>> START

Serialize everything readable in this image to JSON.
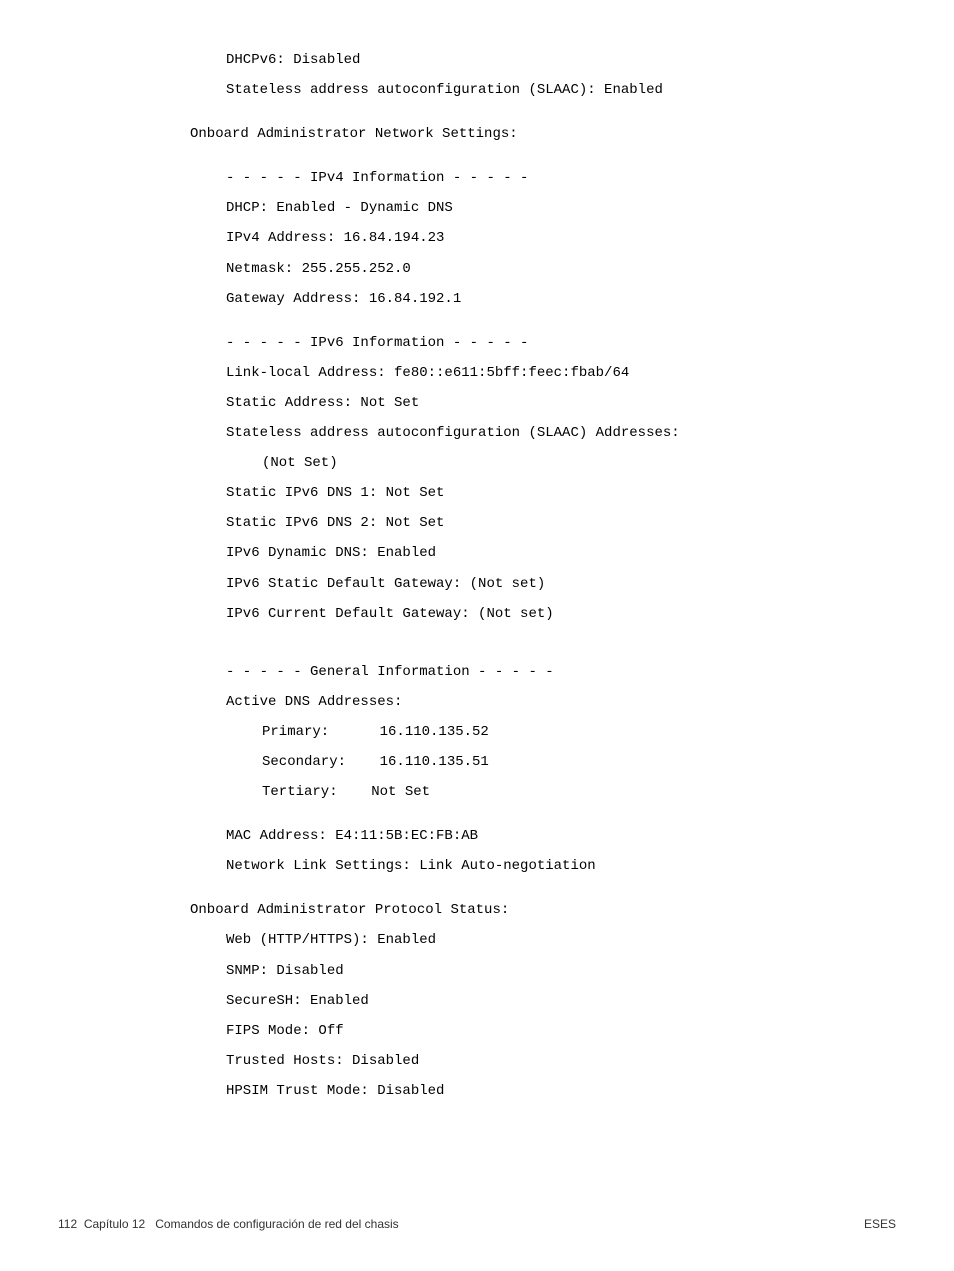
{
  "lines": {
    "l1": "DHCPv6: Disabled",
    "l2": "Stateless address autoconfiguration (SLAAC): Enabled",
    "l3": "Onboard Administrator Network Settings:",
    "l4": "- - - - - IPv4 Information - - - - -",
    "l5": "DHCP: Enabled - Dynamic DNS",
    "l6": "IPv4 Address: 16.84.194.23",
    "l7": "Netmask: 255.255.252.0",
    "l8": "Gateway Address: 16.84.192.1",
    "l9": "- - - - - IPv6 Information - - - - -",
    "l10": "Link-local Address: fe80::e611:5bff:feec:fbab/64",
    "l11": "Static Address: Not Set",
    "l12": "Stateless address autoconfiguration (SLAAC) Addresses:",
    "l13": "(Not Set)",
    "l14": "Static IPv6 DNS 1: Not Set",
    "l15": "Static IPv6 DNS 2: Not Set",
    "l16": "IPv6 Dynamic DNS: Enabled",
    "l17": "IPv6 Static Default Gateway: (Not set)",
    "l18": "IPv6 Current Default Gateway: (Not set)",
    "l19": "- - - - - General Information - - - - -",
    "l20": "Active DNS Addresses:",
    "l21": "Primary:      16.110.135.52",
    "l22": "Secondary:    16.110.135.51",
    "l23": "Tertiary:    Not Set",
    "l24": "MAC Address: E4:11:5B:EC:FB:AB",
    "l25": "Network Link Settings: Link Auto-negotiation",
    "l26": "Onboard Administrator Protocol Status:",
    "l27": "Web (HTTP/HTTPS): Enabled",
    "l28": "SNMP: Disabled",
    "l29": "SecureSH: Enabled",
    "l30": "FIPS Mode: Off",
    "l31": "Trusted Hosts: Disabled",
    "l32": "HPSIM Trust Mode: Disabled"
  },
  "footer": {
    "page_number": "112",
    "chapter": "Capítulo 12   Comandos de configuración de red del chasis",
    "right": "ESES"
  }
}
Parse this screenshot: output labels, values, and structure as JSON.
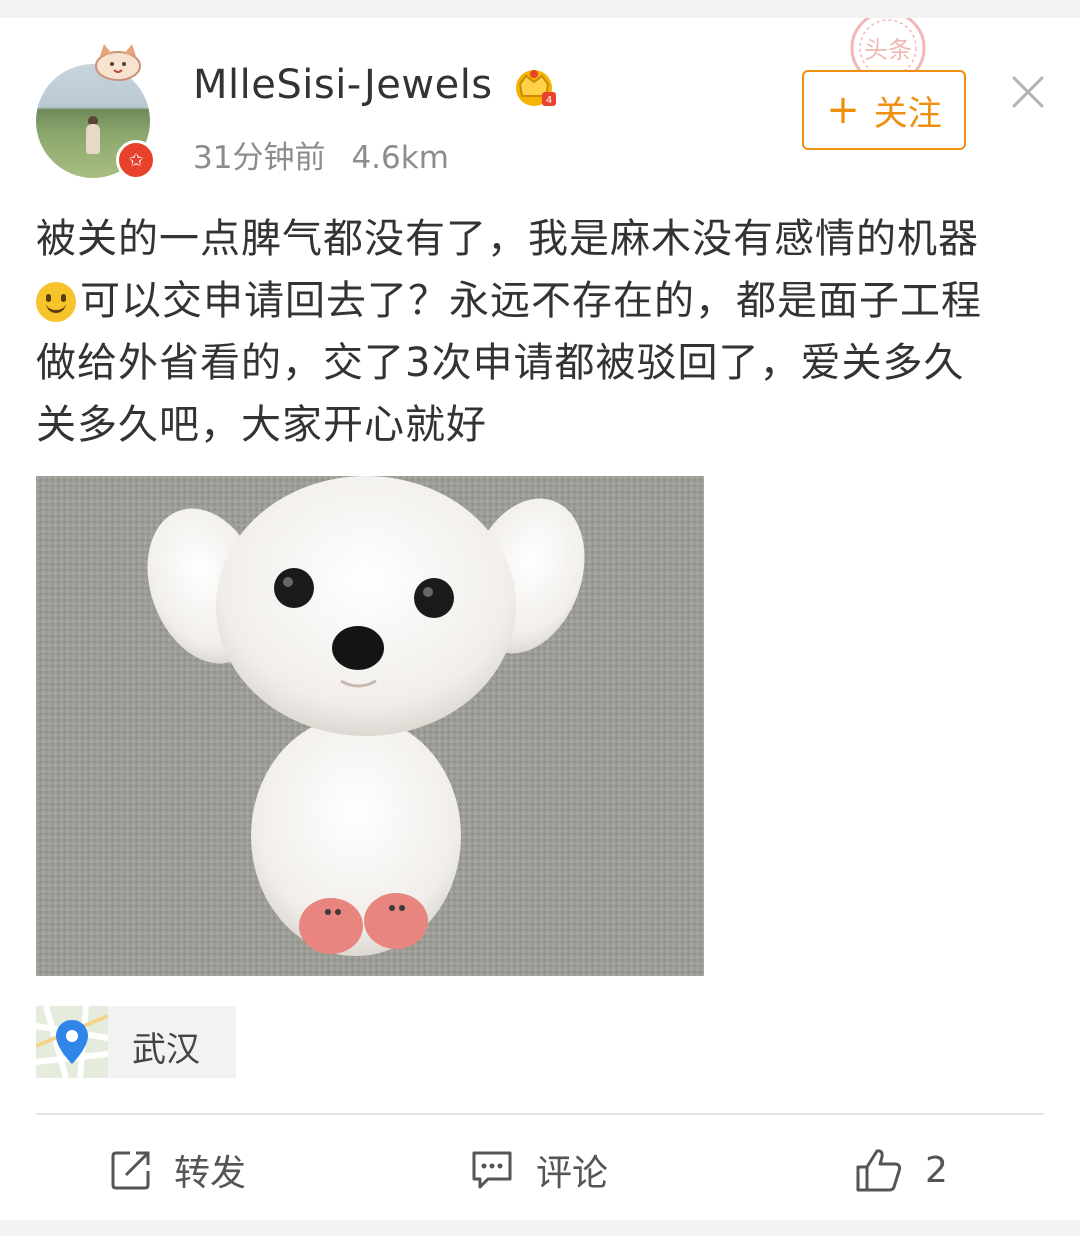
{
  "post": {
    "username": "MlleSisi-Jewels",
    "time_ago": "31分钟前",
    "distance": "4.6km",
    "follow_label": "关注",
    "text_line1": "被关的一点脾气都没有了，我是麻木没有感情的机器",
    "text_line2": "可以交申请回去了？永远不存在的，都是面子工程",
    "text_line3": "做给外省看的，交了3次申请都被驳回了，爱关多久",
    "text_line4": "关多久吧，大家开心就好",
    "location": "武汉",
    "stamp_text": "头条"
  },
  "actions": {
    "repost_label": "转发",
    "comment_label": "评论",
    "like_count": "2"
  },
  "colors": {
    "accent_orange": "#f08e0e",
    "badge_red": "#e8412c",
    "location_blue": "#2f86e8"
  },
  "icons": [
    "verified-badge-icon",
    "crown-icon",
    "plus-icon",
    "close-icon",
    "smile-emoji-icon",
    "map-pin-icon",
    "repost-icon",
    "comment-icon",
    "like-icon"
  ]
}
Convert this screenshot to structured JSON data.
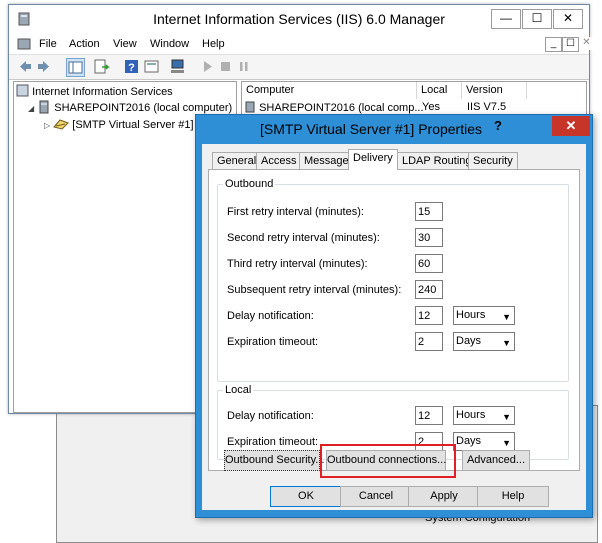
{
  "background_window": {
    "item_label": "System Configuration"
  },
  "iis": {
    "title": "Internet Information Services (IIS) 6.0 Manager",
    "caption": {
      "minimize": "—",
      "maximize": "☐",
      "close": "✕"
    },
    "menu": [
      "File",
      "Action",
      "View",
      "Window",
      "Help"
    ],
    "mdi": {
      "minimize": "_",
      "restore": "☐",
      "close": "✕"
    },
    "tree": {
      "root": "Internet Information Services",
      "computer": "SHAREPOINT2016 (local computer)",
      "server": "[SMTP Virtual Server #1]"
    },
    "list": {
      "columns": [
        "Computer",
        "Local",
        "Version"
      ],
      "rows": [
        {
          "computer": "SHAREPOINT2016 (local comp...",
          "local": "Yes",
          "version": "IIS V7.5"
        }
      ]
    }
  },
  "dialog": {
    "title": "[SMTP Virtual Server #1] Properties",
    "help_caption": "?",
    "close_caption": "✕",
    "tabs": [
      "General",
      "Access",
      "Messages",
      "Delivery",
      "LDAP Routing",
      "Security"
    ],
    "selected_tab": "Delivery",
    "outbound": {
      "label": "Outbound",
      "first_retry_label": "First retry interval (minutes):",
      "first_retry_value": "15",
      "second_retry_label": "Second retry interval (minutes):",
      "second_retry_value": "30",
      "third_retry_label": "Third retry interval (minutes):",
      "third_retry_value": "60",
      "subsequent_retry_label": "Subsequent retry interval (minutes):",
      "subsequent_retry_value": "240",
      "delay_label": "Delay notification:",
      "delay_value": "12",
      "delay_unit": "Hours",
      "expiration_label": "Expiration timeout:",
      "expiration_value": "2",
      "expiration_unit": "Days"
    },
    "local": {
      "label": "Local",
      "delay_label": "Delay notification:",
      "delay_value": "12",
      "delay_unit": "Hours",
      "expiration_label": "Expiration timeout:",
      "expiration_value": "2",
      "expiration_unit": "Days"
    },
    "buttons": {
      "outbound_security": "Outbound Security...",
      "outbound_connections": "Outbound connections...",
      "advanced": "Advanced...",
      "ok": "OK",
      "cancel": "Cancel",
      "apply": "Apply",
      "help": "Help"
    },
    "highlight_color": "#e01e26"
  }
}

>> END

- **STATED GOAL**
Repeat every record precisely. Any picture among them stays out of the copy.

- **FINAL RESULT**
Serialize everything readable in this image to JSON.
{
  "lines": {
    "l1": "DHCPv6: Disabled",
    "l2": "Stateless address autoconfiguration (SLAAC): Enabled",
    "l3": "Onboard Administrator Network Settings:",
    "l4": "- - - - - IPv4 Information - - - - -",
    "l5": "DHCP: Enabled - Dynamic DNS",
    "l6": "IPv4 Address: 16.84.194.23",
    "l7": "Netmask: 255.255.252.0",
    "l8": "Gateway Address: 16.84.192.1",
    "l9": "- - - - - IPv6 Information - - - - -",
    "l10": "Link-local Address: fe80::e611:5bff:feec:fbab/64",
    "l11": "Static Address: Not Set",
    "l12": "Stateless address autoconfiguration (SLAAC) Addresses:",
    "l13": "(Not Set)",
    "l14": "Static IPv6 DNS 1: Not Set",
    "l15": "Static IPv6 DNS 2: Not Set",
    "l16": "IPv6 Dynamic DNS: Enabled",
    "l17": "IPv6 Static Default Gateway: (Not set)",
    "l18": "IPv6 Current Default Gateway: (Not set)",
    "l19": "- - - - - General Information - - - - -",
    "l20": "Active DNS Addresses:",
    "l21": "Primary:      16.110.135.52",
    "l22": "Secondary:    16.110.135.51",
    "l23": "Tertiary:    Not Set",
    "l24": "MAC Address: E4:11:5B:EC:FB:AB",
    "l25": "Network Link Settings: Link Auto-negotiation",
    "l26": "Onboard Administrator Protocol Status:",
    "l27": "Web (HTTP/HTTPS): Enabled",
    "l28": "SNMP: Disabled",
    "l29": "SecureSH: Enabled",
    "l30": "FIPS Mode: Off",
    "l31": "Trusted Hosts: Disabled",
    "l32": "HPSIM Trust Mode: Disabled"
  },
  "footer": {
    "page_number": "112",
    "chapter": "Capítulo 12   Comandos de configuración de red del chasis",
    "right": "ESES"
  }
}
Parse this screenshot: output labels, values, and structure as JSON.
{
  "post": {
    "username": "MlleSisi-Jewels",
    "time_ago": "31分钟前",
    "distance": "4.6km",
    "follow_label": "关注",
    "text_line1": "被关的一点脾气都没有了，我是麻木没有感情的机器",
    "text_line2": "可以交申请回去了？永远不存在的，都是面子工程",
    "text_line3": "做给外省看的，交了3次申请都被驳回了，爱关多久",
    "text_line4": "关多久吧，大家开心就好",
    "location": "武汉",
    "stamp_text": "头条"
  },
  "actions": {
    "repost_label": "转发",
    "comment_label": "评论",
    "like_count": "2"
  },
  "colors": {
    "accent_orange": "#f08e0e",
    "badge_red": "#e8412c",
    "location_blue": "#2f86e8"
  },
  "icons": [
    "verified-badge-icon",
    "crown-icon",
    "plus-icon",
    "close-icon",
    "smile-emoji-icon",
    "map-pin-icon",
    "repost-icon",
    "comment-icon",
    "like-icon"
  ]
}
Convert this screenshot to structured JSON data.
{
  "background_window": {
    "item_label": "System Configuration"
  },
  "iis": {
    "title": "Internet Information Services (IIS) 6.0 Manager",
    "caption": {
      "minimize": "—",
      "maximize": "☐",
      "close": "✕"
    },
    "menu": [
      "File",
      "Action",
      "View",
      "Window",
      "Help"
    ],
    "mdi": {
      "minimize": "_",
      "restore": "☐",
      "close": "✕"
    },
    "tree": {
      "root": "Internet Information Services",
      "computer": "SHAREPOINT2016 (local computer)",
      "server": "[SMTP Virtual Server #1]"
    },
    "list": {
      "columns": [
        "Computer",
        "Local",
        "Version"
      ],
      "rows": [
        {
          "computer": "SHAREPOINT2016 (local comp...",
          "local": "Yes",
          "version": "IIS V7.5"
        }
      ]
    }
  },
  "dialog": {
    "title": "[SMTP Virtual Server #1] Properties",
    "help_caption": "?",
    "close_caption": "✕",
    "tabs": [
      "General",
      "Access",
      "Messages",
      "Delivery",
      "LDAP Routing",
      "Security"
    ],
    "selected_tab": "Delivery",
    "outbound": {
      "label": "Outbound",
      "first_retry_label": "First retry interval (minutes):",
      "first_retry_value": "15",
      "second_retry_label": "Second retry interval (minutes):",
      "second_retry_value": "30",
      "third_retry_label": "Third retry interval (minutes):",
      "third_retry_value": "60",
      "subsequent_retry_label": "Subsequent retry interval (minutes):",
      "subsequent_retry_value": "240",
      "delay_label": "Delay notification:",
      "delay_value": "12",
      "delay_unit": "Hours",
      "expiration_label": "Expiration timeout:",
      "expiration_value": "2",
      "expiration_unit": "Days"
    },
    "local": {
      "label": "Local",
      "delay_label": "Delay notification:",
      "delay_value": "12",
      "delay_unit": "Hours",
      "expiration_label": "Expiration timeout:",
      "expiration_value": "2",
      "expiration_unit": "Days"
    },
    "buttons": {
      "outbound_security": "Outbound Security...",
      "outbound_connections": "Outbound connections...",
      "advanced": "Advanced...",
      "ok": "OK",
      "cancel": "Cancel",
      "apply": "Apply",
      "help": "Help"
    },
    "highlight_color": "#e01e26"
  }
}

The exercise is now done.